• [WHAT IS REQUIRED]
Output every record below exactly as it appears.
── DATA RECORDS
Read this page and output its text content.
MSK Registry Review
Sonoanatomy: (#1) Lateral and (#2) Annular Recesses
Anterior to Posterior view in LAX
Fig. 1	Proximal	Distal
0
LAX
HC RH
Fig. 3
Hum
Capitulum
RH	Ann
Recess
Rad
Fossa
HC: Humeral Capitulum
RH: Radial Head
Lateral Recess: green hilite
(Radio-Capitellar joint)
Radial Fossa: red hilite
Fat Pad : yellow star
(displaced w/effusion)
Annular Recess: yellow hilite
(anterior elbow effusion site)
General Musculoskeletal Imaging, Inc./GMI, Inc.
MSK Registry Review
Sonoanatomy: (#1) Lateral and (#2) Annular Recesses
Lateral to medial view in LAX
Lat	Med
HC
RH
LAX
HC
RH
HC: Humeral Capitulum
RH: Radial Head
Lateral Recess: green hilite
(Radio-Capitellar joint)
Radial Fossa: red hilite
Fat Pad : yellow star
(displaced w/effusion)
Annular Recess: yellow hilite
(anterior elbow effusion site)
────
• [THE COMPLETED TASK]
Read this page and output its text content.
MSK Registry Review
Sonoanatomy: (#1) Lateral and (#2) Annular Recesses
Anterior to Posterior view in LAX
Fig. 1	Proximal	Distal
0
LAX
HC RH
Fig. 3
Hum
Capitulum
RH	Ann
Recess
Rad
Fossa
HC: Humeral Capitulum
RH: Radial Head
Lateral Recess: green hilite
(Radio-Capitellar joint)
Radial Fossa: red hilite
Fat Pad : yellow star
(displaced w/effusion)
Annular Recess: yellow hilite
(anterior elbow effusion site)
General Musculoskeletal Imaging, Inc./GMI, Inc.
MSK Registry Review
Sonoanatomy: (#1) Lateral and (#2) Annular Recesses
Lateral to medial view in LAX
Lat	Med
HC
RH
LAX
HC
RH
HC: Humeral Capitulum
RH: Radial Head
Lateral Recess: green hilite
(Radio-Capitellar joint)
Radial Fossa: red hilite
Fat Pad : yellow star
(displaced w/effusion)
Annular Recess: yellow hilite
(anterior elbow effusion site)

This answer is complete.